_INSTRUCTION:_ Find and copy each line of the records where the string "content" shows up.

_DATASET RECORDS:_
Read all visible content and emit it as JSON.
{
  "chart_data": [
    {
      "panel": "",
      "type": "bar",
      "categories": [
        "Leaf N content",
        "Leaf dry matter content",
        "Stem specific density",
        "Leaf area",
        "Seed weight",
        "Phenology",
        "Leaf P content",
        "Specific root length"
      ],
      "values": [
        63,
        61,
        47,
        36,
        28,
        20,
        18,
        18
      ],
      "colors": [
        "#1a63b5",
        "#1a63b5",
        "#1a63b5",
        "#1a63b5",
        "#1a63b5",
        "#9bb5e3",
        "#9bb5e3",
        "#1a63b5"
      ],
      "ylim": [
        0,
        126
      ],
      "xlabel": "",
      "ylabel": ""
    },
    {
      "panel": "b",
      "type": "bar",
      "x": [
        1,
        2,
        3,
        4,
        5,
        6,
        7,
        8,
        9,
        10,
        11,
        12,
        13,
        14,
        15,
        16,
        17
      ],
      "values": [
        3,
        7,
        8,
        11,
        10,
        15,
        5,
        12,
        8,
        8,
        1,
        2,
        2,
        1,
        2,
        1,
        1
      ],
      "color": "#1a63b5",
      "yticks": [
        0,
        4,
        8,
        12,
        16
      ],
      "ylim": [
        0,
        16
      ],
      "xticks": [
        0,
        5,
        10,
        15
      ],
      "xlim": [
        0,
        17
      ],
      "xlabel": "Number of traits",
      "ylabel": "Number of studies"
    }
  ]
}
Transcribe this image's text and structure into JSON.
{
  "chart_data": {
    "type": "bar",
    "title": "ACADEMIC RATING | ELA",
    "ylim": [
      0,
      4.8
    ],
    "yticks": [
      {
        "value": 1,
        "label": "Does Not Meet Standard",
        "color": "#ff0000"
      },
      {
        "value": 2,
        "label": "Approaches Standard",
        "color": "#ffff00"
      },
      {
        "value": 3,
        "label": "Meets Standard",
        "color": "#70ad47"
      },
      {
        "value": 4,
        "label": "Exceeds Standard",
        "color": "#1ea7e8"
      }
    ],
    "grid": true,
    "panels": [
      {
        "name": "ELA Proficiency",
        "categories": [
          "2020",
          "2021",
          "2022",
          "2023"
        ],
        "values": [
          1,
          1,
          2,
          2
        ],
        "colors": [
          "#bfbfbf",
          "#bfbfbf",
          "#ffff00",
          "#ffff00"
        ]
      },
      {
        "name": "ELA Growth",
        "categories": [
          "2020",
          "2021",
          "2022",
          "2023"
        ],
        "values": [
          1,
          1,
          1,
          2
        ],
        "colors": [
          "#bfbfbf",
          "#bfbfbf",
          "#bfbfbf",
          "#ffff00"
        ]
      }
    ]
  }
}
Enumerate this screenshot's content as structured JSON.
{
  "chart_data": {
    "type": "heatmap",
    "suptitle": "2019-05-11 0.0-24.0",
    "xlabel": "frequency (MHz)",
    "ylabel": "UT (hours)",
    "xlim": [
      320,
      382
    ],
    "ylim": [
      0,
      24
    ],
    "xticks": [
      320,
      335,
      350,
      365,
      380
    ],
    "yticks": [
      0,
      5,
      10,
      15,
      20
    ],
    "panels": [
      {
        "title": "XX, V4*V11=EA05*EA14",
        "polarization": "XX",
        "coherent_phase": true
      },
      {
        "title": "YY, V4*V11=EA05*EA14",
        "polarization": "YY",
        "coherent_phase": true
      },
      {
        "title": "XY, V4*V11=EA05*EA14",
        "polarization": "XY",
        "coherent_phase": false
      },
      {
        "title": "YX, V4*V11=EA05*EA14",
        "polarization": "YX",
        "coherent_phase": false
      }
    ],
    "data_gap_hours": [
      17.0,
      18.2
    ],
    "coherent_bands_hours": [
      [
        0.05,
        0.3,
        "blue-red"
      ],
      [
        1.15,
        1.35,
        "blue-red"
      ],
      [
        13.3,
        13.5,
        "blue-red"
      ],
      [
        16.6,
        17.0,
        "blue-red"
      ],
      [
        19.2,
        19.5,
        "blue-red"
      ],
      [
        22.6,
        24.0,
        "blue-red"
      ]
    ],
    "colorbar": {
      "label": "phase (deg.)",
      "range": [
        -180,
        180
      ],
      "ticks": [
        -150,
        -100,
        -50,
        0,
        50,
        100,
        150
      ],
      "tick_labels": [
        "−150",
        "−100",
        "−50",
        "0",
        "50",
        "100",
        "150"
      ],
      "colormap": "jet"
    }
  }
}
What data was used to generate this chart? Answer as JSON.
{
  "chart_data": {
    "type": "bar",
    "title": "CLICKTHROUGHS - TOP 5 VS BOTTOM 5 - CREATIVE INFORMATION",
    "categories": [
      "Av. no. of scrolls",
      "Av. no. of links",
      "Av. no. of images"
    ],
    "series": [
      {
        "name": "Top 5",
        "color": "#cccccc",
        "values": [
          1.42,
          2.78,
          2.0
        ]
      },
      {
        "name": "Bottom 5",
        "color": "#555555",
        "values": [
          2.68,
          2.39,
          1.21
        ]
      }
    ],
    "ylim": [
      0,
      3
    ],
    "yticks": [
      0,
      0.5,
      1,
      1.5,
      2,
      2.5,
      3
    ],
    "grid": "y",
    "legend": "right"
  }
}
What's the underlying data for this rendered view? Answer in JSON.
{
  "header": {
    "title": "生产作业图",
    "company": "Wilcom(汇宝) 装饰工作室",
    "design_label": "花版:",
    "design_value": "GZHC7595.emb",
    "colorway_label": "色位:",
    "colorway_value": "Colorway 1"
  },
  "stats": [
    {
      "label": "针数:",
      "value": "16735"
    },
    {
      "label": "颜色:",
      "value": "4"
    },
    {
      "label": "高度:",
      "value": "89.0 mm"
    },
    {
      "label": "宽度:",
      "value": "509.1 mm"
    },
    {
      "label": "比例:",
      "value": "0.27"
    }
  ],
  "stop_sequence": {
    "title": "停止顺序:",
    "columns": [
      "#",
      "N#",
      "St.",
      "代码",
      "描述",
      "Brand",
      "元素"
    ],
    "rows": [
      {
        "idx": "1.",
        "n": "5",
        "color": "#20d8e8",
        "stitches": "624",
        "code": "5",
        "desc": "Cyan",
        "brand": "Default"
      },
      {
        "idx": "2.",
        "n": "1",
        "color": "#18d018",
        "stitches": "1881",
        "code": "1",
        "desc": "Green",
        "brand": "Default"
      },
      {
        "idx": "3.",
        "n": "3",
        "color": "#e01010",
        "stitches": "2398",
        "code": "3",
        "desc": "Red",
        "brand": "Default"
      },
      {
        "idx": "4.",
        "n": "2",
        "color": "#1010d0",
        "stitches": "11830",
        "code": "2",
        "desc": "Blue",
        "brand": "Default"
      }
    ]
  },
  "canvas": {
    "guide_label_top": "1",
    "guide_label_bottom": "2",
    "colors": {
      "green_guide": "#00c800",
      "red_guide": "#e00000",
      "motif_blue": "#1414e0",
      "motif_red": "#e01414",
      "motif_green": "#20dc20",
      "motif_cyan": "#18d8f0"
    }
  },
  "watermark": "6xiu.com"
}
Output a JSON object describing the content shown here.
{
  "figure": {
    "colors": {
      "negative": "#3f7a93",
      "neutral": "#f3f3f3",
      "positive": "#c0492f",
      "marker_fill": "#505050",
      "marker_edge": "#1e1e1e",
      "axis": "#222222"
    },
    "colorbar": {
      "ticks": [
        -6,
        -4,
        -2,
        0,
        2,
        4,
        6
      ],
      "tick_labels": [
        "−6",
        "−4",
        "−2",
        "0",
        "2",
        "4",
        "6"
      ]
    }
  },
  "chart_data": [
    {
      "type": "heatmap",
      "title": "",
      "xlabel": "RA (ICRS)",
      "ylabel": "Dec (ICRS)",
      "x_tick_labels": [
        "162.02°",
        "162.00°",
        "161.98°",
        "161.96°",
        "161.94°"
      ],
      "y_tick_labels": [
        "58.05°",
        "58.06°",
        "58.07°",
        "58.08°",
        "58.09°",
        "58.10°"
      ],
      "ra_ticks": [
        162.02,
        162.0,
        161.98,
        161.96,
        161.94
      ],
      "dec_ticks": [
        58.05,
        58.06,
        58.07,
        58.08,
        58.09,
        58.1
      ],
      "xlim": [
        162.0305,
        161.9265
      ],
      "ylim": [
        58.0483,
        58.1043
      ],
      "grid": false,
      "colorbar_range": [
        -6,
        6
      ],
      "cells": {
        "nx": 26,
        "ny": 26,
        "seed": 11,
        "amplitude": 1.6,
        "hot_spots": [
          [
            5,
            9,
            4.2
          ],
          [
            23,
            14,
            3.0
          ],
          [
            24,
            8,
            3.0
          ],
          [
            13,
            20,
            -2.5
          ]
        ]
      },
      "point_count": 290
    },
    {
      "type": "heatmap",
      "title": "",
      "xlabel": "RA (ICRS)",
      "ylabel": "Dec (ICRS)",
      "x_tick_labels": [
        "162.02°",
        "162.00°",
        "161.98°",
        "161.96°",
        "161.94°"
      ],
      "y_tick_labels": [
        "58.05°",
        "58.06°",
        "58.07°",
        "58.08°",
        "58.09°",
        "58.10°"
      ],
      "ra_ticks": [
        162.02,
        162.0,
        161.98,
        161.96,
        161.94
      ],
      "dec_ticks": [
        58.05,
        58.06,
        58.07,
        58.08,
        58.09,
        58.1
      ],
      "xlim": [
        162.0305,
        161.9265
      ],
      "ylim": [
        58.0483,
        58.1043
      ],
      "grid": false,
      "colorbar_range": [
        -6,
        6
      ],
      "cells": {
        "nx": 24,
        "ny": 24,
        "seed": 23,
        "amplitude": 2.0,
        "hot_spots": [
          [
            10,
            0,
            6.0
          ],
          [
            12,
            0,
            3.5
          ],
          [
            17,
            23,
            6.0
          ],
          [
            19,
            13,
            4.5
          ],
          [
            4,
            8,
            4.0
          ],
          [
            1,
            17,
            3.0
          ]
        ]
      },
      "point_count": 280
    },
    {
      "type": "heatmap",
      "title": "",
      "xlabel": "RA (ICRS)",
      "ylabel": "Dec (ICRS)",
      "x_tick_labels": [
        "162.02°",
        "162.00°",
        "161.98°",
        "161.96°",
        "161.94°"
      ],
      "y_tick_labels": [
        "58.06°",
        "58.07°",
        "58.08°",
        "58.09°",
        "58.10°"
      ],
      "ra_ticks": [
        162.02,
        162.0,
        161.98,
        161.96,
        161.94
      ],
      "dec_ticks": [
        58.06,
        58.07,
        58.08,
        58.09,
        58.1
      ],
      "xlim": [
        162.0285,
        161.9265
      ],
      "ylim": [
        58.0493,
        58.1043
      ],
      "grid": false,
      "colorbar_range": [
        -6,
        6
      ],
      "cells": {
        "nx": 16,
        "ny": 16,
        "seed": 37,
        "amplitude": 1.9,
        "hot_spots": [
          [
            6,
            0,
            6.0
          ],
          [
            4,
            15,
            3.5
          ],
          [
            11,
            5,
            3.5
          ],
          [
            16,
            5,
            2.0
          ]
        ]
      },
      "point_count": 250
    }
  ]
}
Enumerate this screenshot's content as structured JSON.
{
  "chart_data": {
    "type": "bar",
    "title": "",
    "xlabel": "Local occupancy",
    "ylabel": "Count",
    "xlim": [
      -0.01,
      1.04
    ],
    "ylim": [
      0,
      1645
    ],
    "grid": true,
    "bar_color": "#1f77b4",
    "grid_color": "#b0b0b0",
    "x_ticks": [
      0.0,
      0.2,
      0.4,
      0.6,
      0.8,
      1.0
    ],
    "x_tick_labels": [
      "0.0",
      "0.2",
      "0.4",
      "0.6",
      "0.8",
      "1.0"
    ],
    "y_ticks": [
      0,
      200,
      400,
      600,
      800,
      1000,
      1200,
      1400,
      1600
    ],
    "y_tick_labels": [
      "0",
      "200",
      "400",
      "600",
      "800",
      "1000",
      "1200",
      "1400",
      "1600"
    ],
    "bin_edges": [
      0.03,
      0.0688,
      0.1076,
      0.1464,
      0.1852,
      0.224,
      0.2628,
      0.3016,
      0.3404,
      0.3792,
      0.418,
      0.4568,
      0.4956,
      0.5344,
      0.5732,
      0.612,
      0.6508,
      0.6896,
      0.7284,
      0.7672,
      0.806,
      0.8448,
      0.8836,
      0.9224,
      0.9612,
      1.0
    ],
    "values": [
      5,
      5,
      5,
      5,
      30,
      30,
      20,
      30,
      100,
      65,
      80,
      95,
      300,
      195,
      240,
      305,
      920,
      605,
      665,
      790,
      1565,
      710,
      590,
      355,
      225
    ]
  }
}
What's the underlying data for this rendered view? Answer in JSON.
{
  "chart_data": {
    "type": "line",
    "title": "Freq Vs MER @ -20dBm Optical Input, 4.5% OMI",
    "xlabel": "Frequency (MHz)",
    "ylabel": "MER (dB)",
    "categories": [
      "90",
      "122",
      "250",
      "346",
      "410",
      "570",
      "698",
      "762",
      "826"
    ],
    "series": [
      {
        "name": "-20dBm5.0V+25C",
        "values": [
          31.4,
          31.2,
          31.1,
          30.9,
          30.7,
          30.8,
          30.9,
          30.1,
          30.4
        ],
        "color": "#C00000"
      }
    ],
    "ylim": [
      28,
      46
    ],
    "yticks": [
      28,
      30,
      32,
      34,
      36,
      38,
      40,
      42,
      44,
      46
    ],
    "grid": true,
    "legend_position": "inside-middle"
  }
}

_TASK RESULT:_
Read all visible content and emit it as JSON.
        "Leaf N content",
        "Leaf dry matter content",
        "Leaf P content",
Enumerate this screenshot's content as structured JSON.
Output a JSON object describing the content shown here.
Enumerate this screenshot's content as structured JSON.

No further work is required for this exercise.